**What the exercise asks:** Lay out each line of all the items below as a JSON list of strings, one string per line, with blank lines skipped and the pictures left out.

Stored data:
◆ ◆ ◆ ◆ ◆

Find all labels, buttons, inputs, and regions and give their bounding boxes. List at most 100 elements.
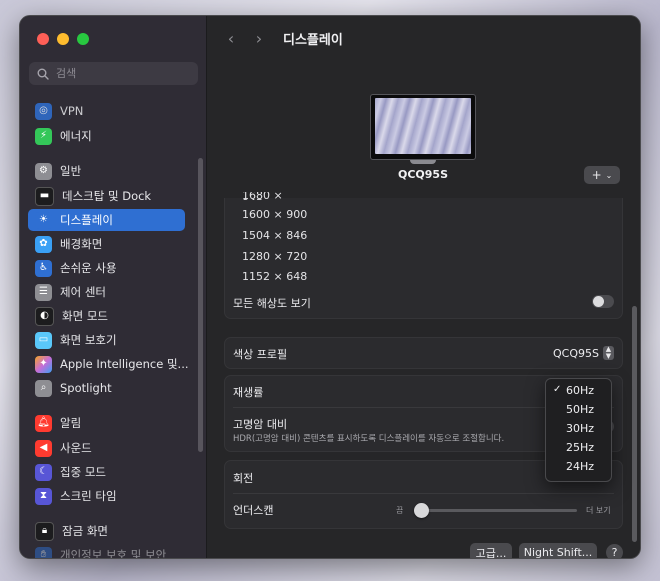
sidebar-item-general[interactable]: ⚙ 일반: [28, 160, 185, 182]
sidebar-item-privacy-security[interactable]: ✋︎ 개인정보 보호 및 보안: [28, 544, 185, 559]
sidebar-item-label: 제어 센터: [60, 285, 106, 299]
underscan-min-label: 끔: [396, 506, 404, 515]
refresh-option-25hz[interactable]: 25Hz: [546, 439, 611, 458]
rotation-label: 회전: [233, 472, 254, 485]
advanced-button[interactable]: 고급...: [470, 543, 512, 558]
zoom-window-button[interactable]: [77, 33, 89, 45]
apple-intelligence-icon: ✦: [35, 355, 52, 373]
sidebar-item-label: 데스크탑 및 Dock: [62, 189, 152, 203]
sidebar-item-notifications[interactable]: 🔔︎ 알림: [28, 412, 185, 434]
sidebar-item-screen-time[interactable]: ⧗ 스크린 타임: [28, 485, 185, 507]
sidebar-item-label: 개인정보 보호 및 보안: [60, 548, 167, 559]
resolution-item[interactable]: 1504 × 846: [242, 229, 307, 242]
sidebar-item-lock-screen[interactable]: 🔒︎ 잠금 화면: [28, 520, 185, 542]
checkmark-icon: ✓: [553, 384, 562, 395]
color-profile-panel: 색상 프로필 QCQ95S ▲ ▼: [224, 337, 623, 369]
divider: [233, 493, 614, 494]
monitor-wallpaper: [375, 98, 471, 154]
refresh-option-label: 30Hz: [566, 422, 595, 435]
main-scrollbar[interactable]: [632, 306, 637, 542]
resolution-item[interactable]: 1152 × 648: [242, 270, 307, 283]
refresh-option-label: 60Hz: [566, 384, 595, 397]
monitor-preview[interactable]: [370, 94, 476, 164]
sidebar-item-apple-intelligence[interactable]: ✦ Apple Intelligence 및...: [28, 353, 189, 375]
resolution-item[interactable]: 1280 × 720: [242, 250, 307, 263]
hourglass-icon: ⧗: [35, 487, 52, 505]
refresh-option-50hz[interactable]: 50Hz: [546, 401, 611, 420]
screensaver-icon: ▭: [35, 331, 52, 349]
hdr-description: HDR(고명암 대비) 콘텐츠를 표시하도록 디스플레이를 자동으로 조절합니다…: [233, 434, 505, 444]
hand-icon: ✋︎: [35, 546, 52, 558]
sidebar-item-control-center[interactable]: ☰ 제어 센터: [28, 281, 185, 303]
battery-icon: ⚡: [35, 127, 52, 145]
underscan-max-label: 더 보기: [586, 506, 611, 515]
hdr-label: 고명암 대비: [233, 418, 288, 431]
sidebar-item-label: 배경화면: [60, 237, 103, 251]
updown-chevron-icon: ▲ ▼: [603, 346, 614, 360]
chevron-right-icon[interactable]: ›: [245, 29, 273, 48]
sliders-icon: ☰: [35, 283, 52, 301]
sidebar-item-label: Apple Intelligence 및...: [60, 357, 189, 371]
sidebar-item-label: 에너지: [60, 129, 92, 143]
main-pane: ‹ › 디스플레이 QCQ95S + ⌄ 1680 × 945 1600 × 9…: [207, 16, 640, 558]
close-window-button[interactable]: [37, 33, 49, 45]
refresh-option-30hz[interactable]: 30Hz: [546, 420, 611, 439]
sidebar-item-appearance[interactable]: ◐ 화면 모드: [28, 305, 185, 327]
resolution-item-cut[interactable]: 1680 × 945: [242, 192, 302, 200]
chevron-down-icon: ⌄: [605, 170, 613, 180]
sidebar-item-screen-saver[interactable]: ▭ 화면 보호기: [28, 329, 185, 351]
lock-icon: 🔒︎: [35, 521, 54, 541]
flower-icon: ✿: [35, 235, 52, 253]
gear-icon: ⚙: [35, 162, 52, 180]
spotlight-icon: ⌕: [35, 379, 52, 397]
titlebar: ‹ › 디스플레이: [207, 16, 640, 60]
color-profile-popup[interactable]: QCQ95S ▲ ▼: [553, 346, 614, 360]
refresh-option-24hz[interactable]: 24Hz: [546, 458, 611, 477]
sidebar-search[interactable]: [29, 62, 198, 85]
vpn-icon: ◎: [35, 102, 52, 120]
sidebar-scrollbar[interactable]: [198, 158, 203, 452]
sidebar-item-spotlight[interactable]: ⌕ Spotlight: [28, 377, 185, 399]
underscan-slider-track[interactable]: [417, 509, 577, 512]
sidebar-item-displays[interactable]: ☀ 디스플레이: [28, 209, 185, 231]
show-all-resolutions-toggle[interactable]: [592, 295, 614, 308]
sidebar-item-label: 스크린 타임: [60, 489, 117, 503]
sidebar-item-label: 잠금 화면: [62, 524, 108, 538]
sidebar-item-label: 디스플레이: [60, 213, 113, 227]
window-controls: [37, 33, 89, 45]
help-button[interactable]: ?: [606, 544, 623, 558]
resolution-panel: 1680 × 945 1600 × 900 1504 × 846 1280 × …: [224, 192, 623, 319]
refresh-option-60hz[interactable]: ✓ 60Hz: [546, 382, 611, 401]
sidebar-item-label: Spotlight: [60, 381, 112, 395]
sidebar-item-wallpaper[interactable]: ✿ 배경화면: [28, 233, 185, 255]
sidebar-item-label: 화면 모드: [62, 309, 108, 323]
chevron-left-icon[interactable]: ‹: [217, 29, 245, 48]
sidebar-item-energy[interactable]: ⚡ 에너지: [28, 125, 185, 147]
add-display-button[interactable]: + ⌄: [584, 166, 620, 184]
color-profile-value: QCQ95S: [553, 346, 599, 360]
sidebar-item-label: 집중 모드: [60, 465, 106, 479]
color-profile-label: 색상 프로필: [233, 348, 288, 361]
sidebar-item-sound[interactable]: ◀ 사운드: [28, 437, 185, 459]
night-shift-button[interactable]: Night Shift...: [519, 543, 597, 558]
minimize-window-button[interactable]: [57, 33, 69, 45]
sidebar-item-desktop-dock[interactable]: ▬ 데스크탑 및 Dock: [28, 185, 185, 207]
underscan-label: 언더스캔: [233, 504, 274, 517]
underscan-slider-knob[interactable]: [414, 503, 429, 518]
sidebar-item-label: 알림: [60, 416, 82, 430]
sidebar-item-focus[interactable]: ☾ 집중 모드: [28, 461, 185, 483]
sidebar: ◎ VPN ⚡ 에너지 ⚙ 일반 ▬ 데스크탑 및 Dock ☀ 디스플레이 ✿: [20, 16, 207, 558]
refresh-option-label: 50Hz: [566, 403, 595, 416]
sidebar-item-accessibility[interactable]: ♿ 손쉬운 사용: [28, 257, 185, 279]
sidebar-item-label: 손쉬운 사용: [60, 261, 117, 275]
page-title: 디스플레이: [283, 32, 343, 48]
monitor-stand: [410, 160, 436, 164]
refresh-option-label: 25Hz: [566, 441, 595, 454]
speaker-icon: ◀: [35, 439, 52, 457]
sun-icon: ☀: [35, 211, 52, 229]
sidebar-item-vpn[interactable]: ◎ VPN: [28, 100, 185, 122]
show-all-resolutions-label: 모든 해상도 보기: [233, 297, 311, 310]
sidebar-item-label: 화면 보호기: [60, 333, 117, 347]
resolution-item[interactable]: 1600 × 900: [242, 208, 307, 221]
search-input[interactable]: [56, 67, 186, 80]
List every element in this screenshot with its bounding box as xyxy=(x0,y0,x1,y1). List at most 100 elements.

◆ ◆ ◆ ◆ ◆

**Answer to this task:**
[
  "Find all labels, buttons, inputs, and regions and give their bounding boxes. List at most 100 elements.",
  "sidebar-item-general[interactable]: ⚙ 일반: [28, 160, 185, 182]",
  "sidebar-item-privacy-security[interactable]: ✋︎ 개인정보 보호 및 보안: [28, 544, 185, 559]",
  "sidebar-item-label: 제어 센터: [60, 285, 106, 299]",
  "underscan-min-label: 끔: [396, 506, 404, 515]",
  "refresh-option-25hz[interactable]: 25Hz: [546, 439, 611, 458]",
  "rotation-label: 회전: [233, 472, 254, 485]",
  "advanced-button[interactable]: 고급...: [470, 543, 512, 558]",
  "zoom-window-button[interactable]: [77, 33, 89, 45]",
  "apple-intelligence-icon: ✦: [35, 355, 52, 373]",
  "sidebar-item-label: 데스크탑 및 Dock: [62, 189, 152, 203]",
  "sidebar-item-notifications[interactable]: 🔔︎ 알림: [28, 412, 185, 434]",
  "sidebar-item-screen-time[interactable]: ⧗ 스크린 타임: [28, 485, 185, 507]",
  "sidebar-item-label: 개인정보 보호 및 보안: [60, 548, 167, 559]",
  "resolution-item[interactable]: 1504 × 846: [242, 229, 307, 242]",
  "sidebar-item-lock-screen[interactable]: 🔒︎ 잠금 화면: [28, 520, 185, 542]",
  "checkmark-icon: ✓: [553, 384, 562, 395]",
  "color-profile-panel: 색상 프로필 QCQ95S ▲ ▼: [224, 337, 623, 369]",
  "divider: [233, 493, 614, 494]",
  "monitor-wallpaper: [375, 98, 471, 154]",
  "refresh-option-label: 30Hz: [566, 422, 595, 435]",
  "main-scrollbar[interactable]: [632, 306, 637, 542]",
  "resolution-item[interactable]: 1152 × 648: [242, 270, 307, 283]",
  "refresh-option-label: 60Hz: [566, 384, 595, 397]",
  "monitor-preview[interactable]: [370, 94, 476, 164]",
  "sidebar-item-apple-intelligence[interactable]: ✦ Apple Intelligence 및...: [28, 353, 189, 375]",
  "resolution-item[interactable]: 1280 × 720: [242, 250, 307, 263]",
  "hourglass-icon: ⧗: [35, 487, 52, 505]",
  "refresh-option-50hz[interactable]: 50Hz: [546, 401, 611, 420]",
  "screensaver-icon: ▭: [35, 331, 52, 349]",
  "hdr-description: HDR(고명암 대비) 콘텐츠를 표시하도록 디스플레이를 자동으로 조절합니다…: [233, 434, 505, 444]",
  "hand-icon: ✋︎: [35, 546, 52, 558]",
  "sidebar-item-control-center[interactable]: ☰ 제어 센터: [28, 281, 185, 303]",
  "battery-icon: ⚡: [35, 127, 52, 145]",
  "underscan-max-label: 더 보기: [586, 506, 611, 515]",
  "hdr-label: 고명암 대비: [233, 418, 288, 431]",
  "sidebar-item-label: 배경화면: [60, 237, 103, 251]",
  "updown-chevron-icon: ▲ ▼: [603, 346, 614, 360]",
  "chevron-right-icon[interactable]: ›: [245, 29, 273, 48]",
  "sliders-icon: ☰: [35, 283, 52, 301]",
  "sidebar-item-label: Apple Intelligence 및...: [60, 357, 189, 371]",
  "sidebar-item-label: 에너지: [60, 129, 92, 143]",
  "main-pane: ‹ › 디스플레이 QCQ95S + ⌄ 1680 × 945 1600 × 9…: [207, 16, 640, 558]",
  "close-window-button[interactable]: [37, 33, 49, 45]",
  "refresh-option-30hz[interactable]: 30Hz: [546, 420, 611, 439]",
  "sidebar-item-appearance[interactable]: ◐ 화면 모드: [28, 305, 185, 327]",
  "resolution-item-cut[interactable]: 1680 × 945: [242, 192, 302, 200]",
  "chevron-down-icon: ⌄: [605, 170, 613, 180]",
  "sidebar-item-screen-saver[interactable]: ▭ 화면 보호기: [28, 329, 185, 351]",
  "lock-icon: 🔒︎: [35, 521, 54, 541]",
  "flower-icon: ✿: [35, 235, 52, 253]",
  "gear-icon: ⚙: [35, 162, 52, 180]",
  "spotlight-icon: ⌕: [35, 379, 52, 397]",
  "titlebar: ‹ › 디스플레이: [207, 16, 640, 60]",
  "color-profile-popup[interactable]: QCQ95S ▲ ▼: [553, 346, 614, 360]",
  "refresh-option-24hz[interactable]: 24Hz: [546, 458, 611, 477]",
  "sidebar-search[interactable]: [29, 62, 198, 85]",
  "vpn-icon: ◎: [35, 102, 52, 120]",
  "sidebar-scrollbar[interactable]: [198, 158, 203, 452]",
  "sidebar-item-spotlight[interactable]: ⌕ Spotlight: [28, 377, 185, 399]",
  "underscan-slider-track[interactable]: [417, 509, 577, 512]",
  "sidebar-item-displays[interactable]: ☀ 디스플레이: [28, 209, 185, 231]",
  "show-all-resolutions-toggle[interactable]: [592, 295, 614, 308]",
  "sidebar-item-label: 스크린 타임: [60, 489, 117, 503]",
  "sidebar-item-label: 잠금 화면: [62, 524, 108, 538]",
  "sidebar-item-label: 디스플레이: [60, 213, 113, 227]",
  "window-controls: [37, 33, 89, 45]",
  "help-button[interactable]: ?: [606, 544, 623, 558]",
  "resolution-panel: 1680 × 945 1600 × 900 1504 × 846 1280 × …: [224, 192, 623, 319]",
  "refresh-option-60hz[interactable]: ✓ 60Hz: [546, 382, 611, 401]",
  "sidebar-item-label: Spotlight: [60, 381, 112, 395]",
  "sidebar-item-wallpaper[interactable]: ✿ 배경화면: [28, 233, 185, 255]",
  "sidebar-item-label: 화면 모드: [62, 309, 108, 323]",
  "chevron-left-icon[interactable]: ‹: [217, 29, 245, 48]",
  "sidebar-item-energy[interactable]: ⚡ 에너지: [28, 125, 185, 147]",
  "add-display-button[interactable]: + ⌄: [584, 166, 620, 184]",
  "color-profile-value: QCQ95S: [553, 346, 599, 360]",
  "sidebar-item-label: 집중 모드: [60, 465, 106, 479]",
  "color-profile-label: 색상 프로필: [233, 348, 288, 361]",
  "sidebar-item-sound[interactable]: ◀ 사운드: [28, 437, 185, 459]",
  "night-shift-button[interactable]: Night Shift...: [519, 543, 597, 558]",
  "minimize-window-button[interactable]: [57, 33, 69, 45]",
  "sidebar-item-desktop-dock[interactable]: ▬ 데스크탑 및 Dock: [28, 185, 185, 207]",
  "underscan-label: 언더스캔: [233, 504, 274, 517]",
  "underscan-slider-knob[interactable]: [414, 503, 429, 518]",
  "sidebar-item-label: 알림: [60, 416, 82, 430]",
  "sidebar-item-focus[interactable]: ☾ 집중 모드: [28, 461, 185, 483]",
  "sidebar: ◎ VPN ⚡ 에너지 ⚙ 일반 ▬ 데스크탑 및 Dock ☀ 디스플레이 ✿: [20, 16, 207, 558]",
  "refresh-option-label: 50Hz: [566, 403, 595, 416]",
  "sidebar-item-accessibility[interactable]: ♿ 손쉬운 사용: [28, 257, 185, 279]",
  "sidebar-item-label: 손쉬운 사용: [60, 261, 117, 275]",
  "page-title: 디스플레이: [283, 32, 343, 48]",
  "monitor-stand: [410, 160, 436, 164]",
  "refresh-option-label: 25Hz: [566, 441, 595, 454]",
  "speaker-icon: ◀: [35, 439, 52, 457]",
  "sun-icon: ☀: [35, 211, 52, 229]",
  "sidebar-item-vpn[interactable]: ◎ VPN: [28, 100, 185, 122]",
  "show-all-resolutions-label: 모든 해상도 보기: [233, 297, 311, 310]",
  "sidebar-item-label: 화면 보호기: [60, 333, 117, 347]",
  "resolution-item[interactable]: 1600 × 900: [242, 208, 307, 221]",
  "search-input[interactable]: [56, 67, 186, 80]",
  "List every element in this screenshot with its bounding box as xyxy=(x0,y0,x1,y1). List at most 100 elements."
]